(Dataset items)
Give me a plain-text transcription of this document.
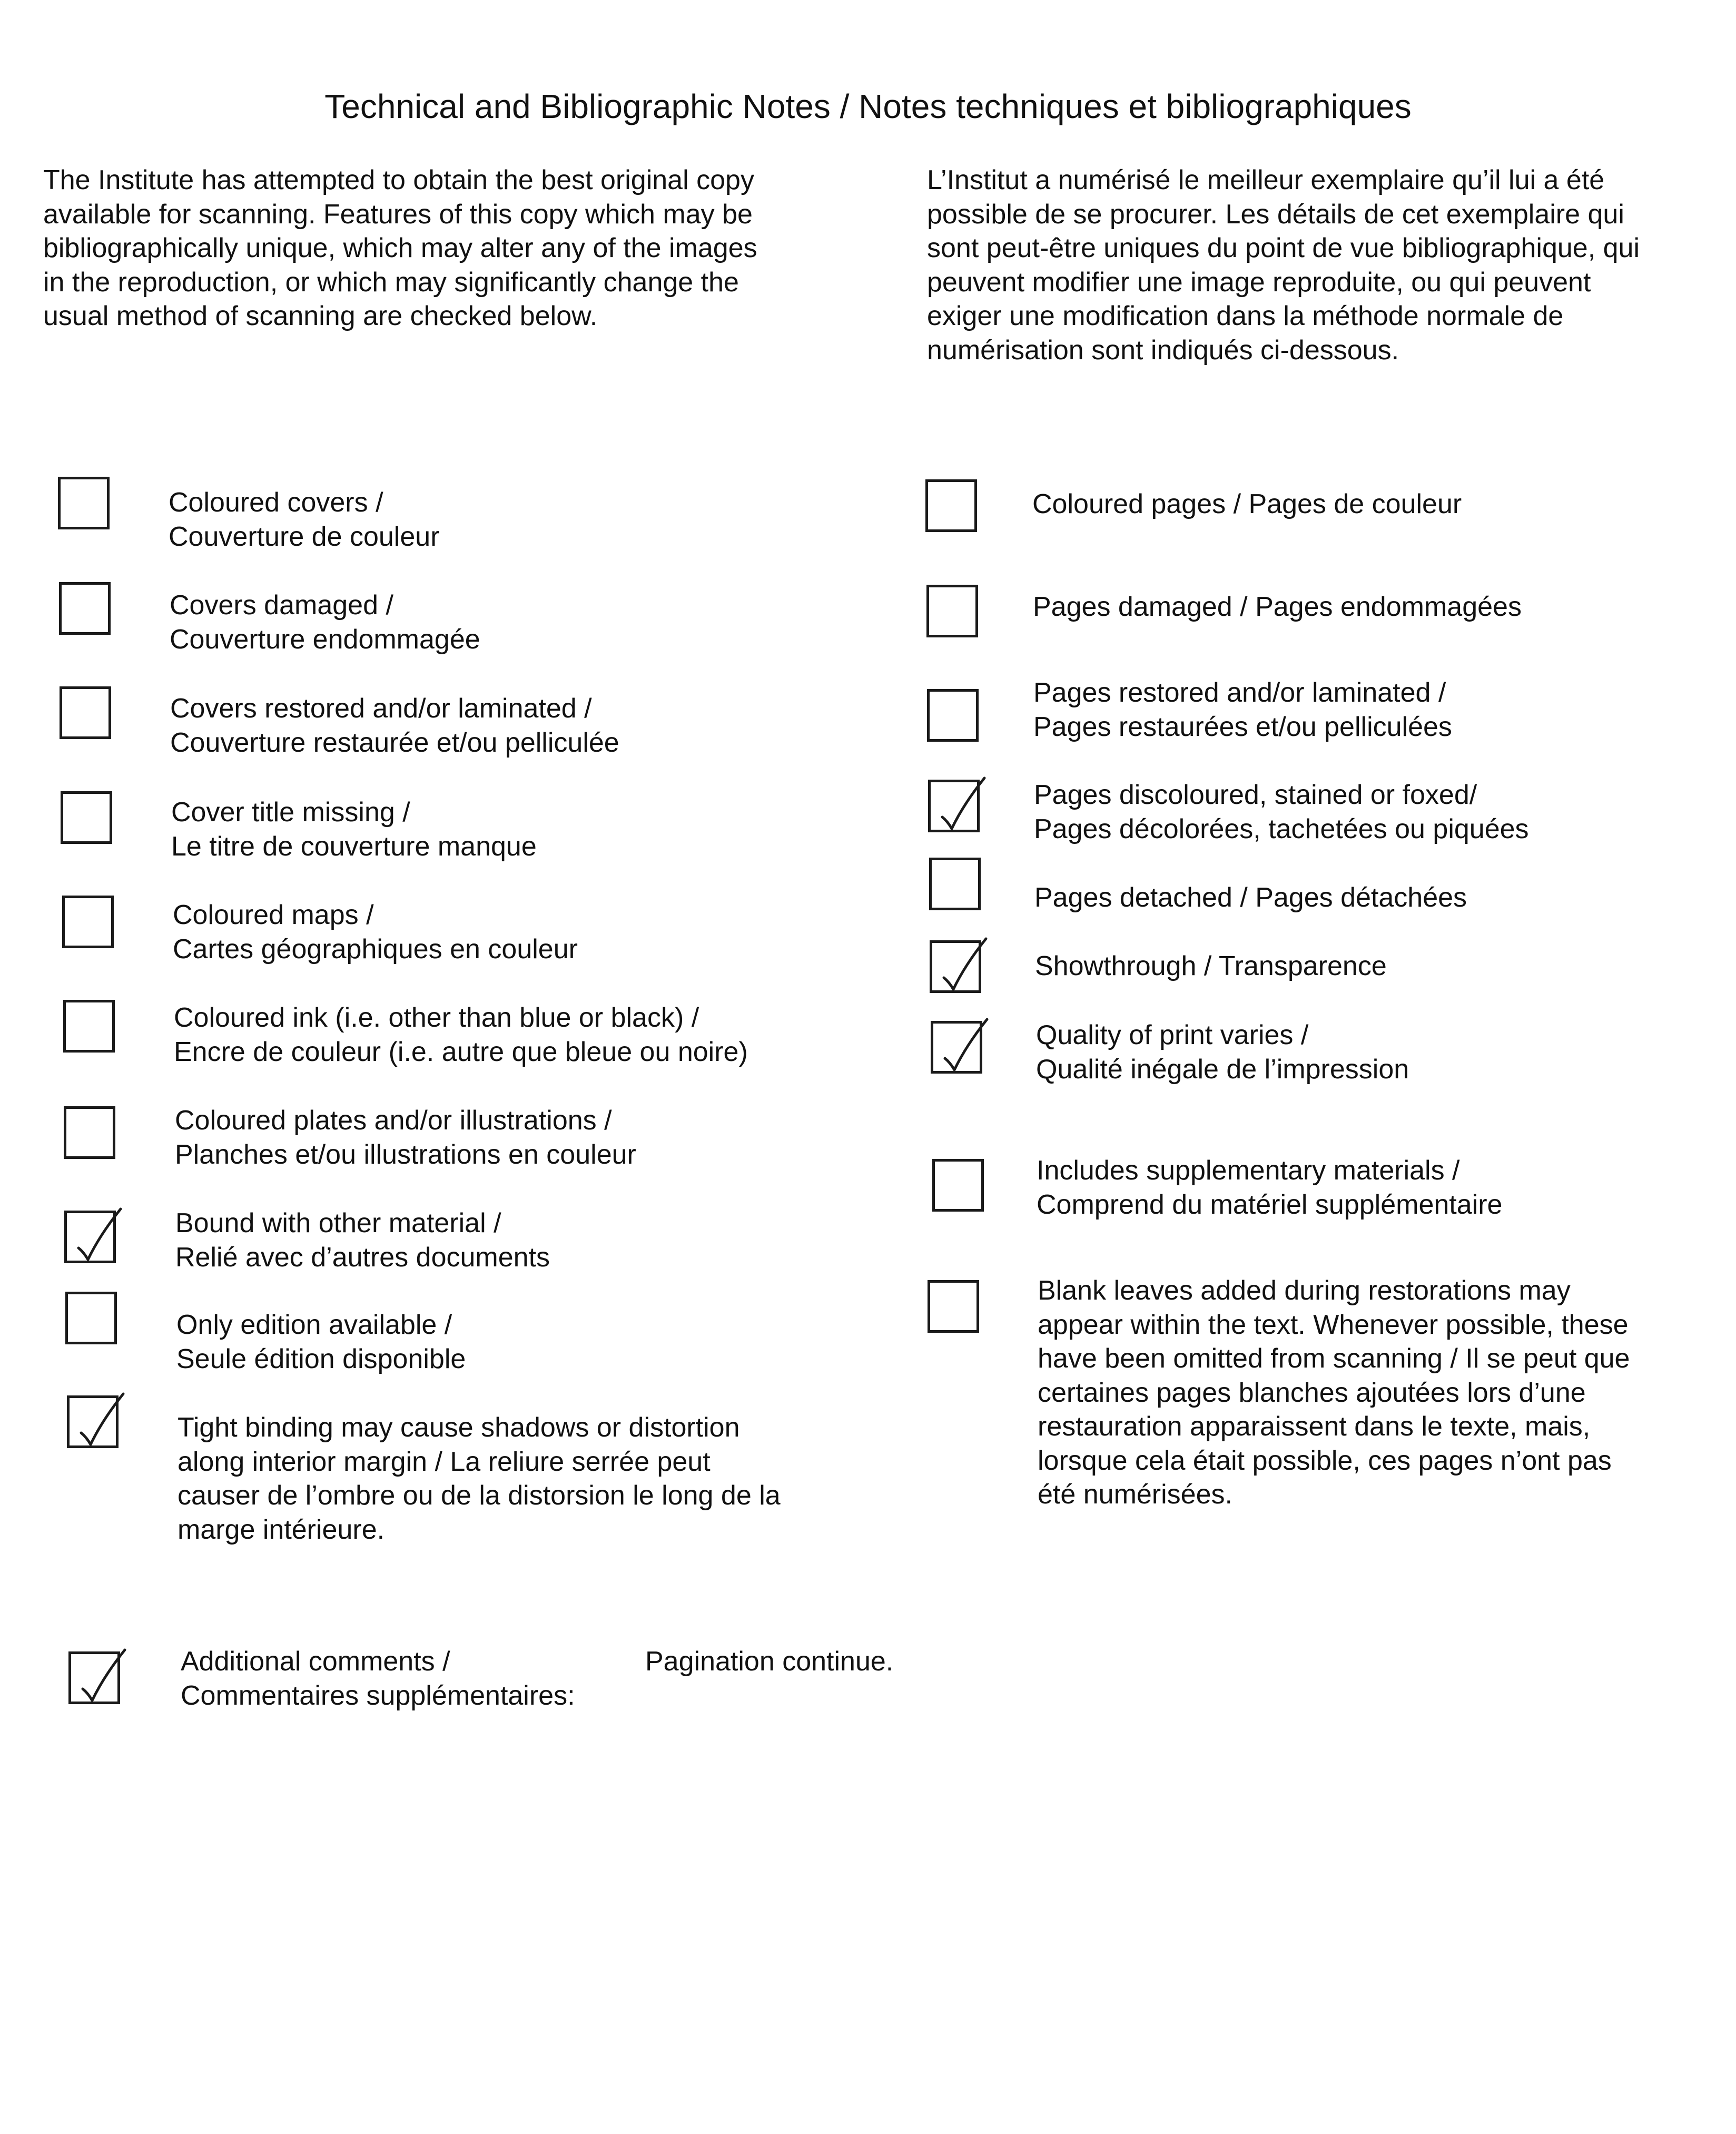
Technical and Bibliographic Notes / Notes techniques et bibliographiques
The Institute has attempted to obtain the best original copy
available for scanning. Features of this copy which may be
bibliographically unique, which may alter any of the images
in the reproduction, or which may significantly change the
usual method of scanning are checked below.
L’Institut a numérisé le meilleur exemplaire qu’il lui a été
possible de se procurer. Les détails de cet exemplaire qui
sont peut-être uniques du point de vue bibliographique, qui
peuvent modifier une image reproduite, ou qui peuvent
exiger une modification dans la méthode normale de
numérisation sont indiqués ci-dessous.
Coloured covers /
Couverture de couleur
Covers damaged /
Couverture endommagée
Covers restored and/or laminated /
Couverture restaurée et/ou pelliculée
Cover title missing /
Le titre de couverture manque
Coloured maps /
Cartes géographiques en couleur
Coloured ink (i.e. other than blue or black) /
Encre de couleur (i.e. autre que bleue ou noire)
Coloured plates and/or illustrations /
Planches et/ou illustrations en couleur
Bound with other material /
Relié avec d’autres documents
Only edition available /
Seule édition disponible
Tight binding may cause shadows or distortion
along interior margin / La reliure serrée peut
causer de l’ombre ou de la distorsion le long de la
marge intérieure.
Coloured pages / Pages de couleur
Pages damaged / Pages endommagées
Pages restored and/or laminated /
Pages restaurées et/ou pelliculées
Pages discoloured, stained or foxed/
Pages décolorées, tachetées ou piquées
Pages detached / Pages détachées
Showthrough / Transparence
Quality of print varies /
Qualité inégale de l’impression
Includes supplementary materials /
Comprend du matériel supplémentaire
Blank leaves added during restorations may
appear within the text. Whenever possible, these
have been omitted from scanning / Il se peut que
certaines pages blanches ajoutées lors d’une
restauration apparaissent dans le texte, mais,
lorsque cela était possible, ces pages n’ont pas
été numérisées.
Additional comments /
Commentaires supplémentaires:
Pagination continue.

§ **GIVEN EXERCISE**: Go through the listing above and locate each line that holds the word "restored". Copy those lines.

§ **EXERCISE SOLUTION**:
Covers restored and/or laminated /
Pages restored and/or laminated /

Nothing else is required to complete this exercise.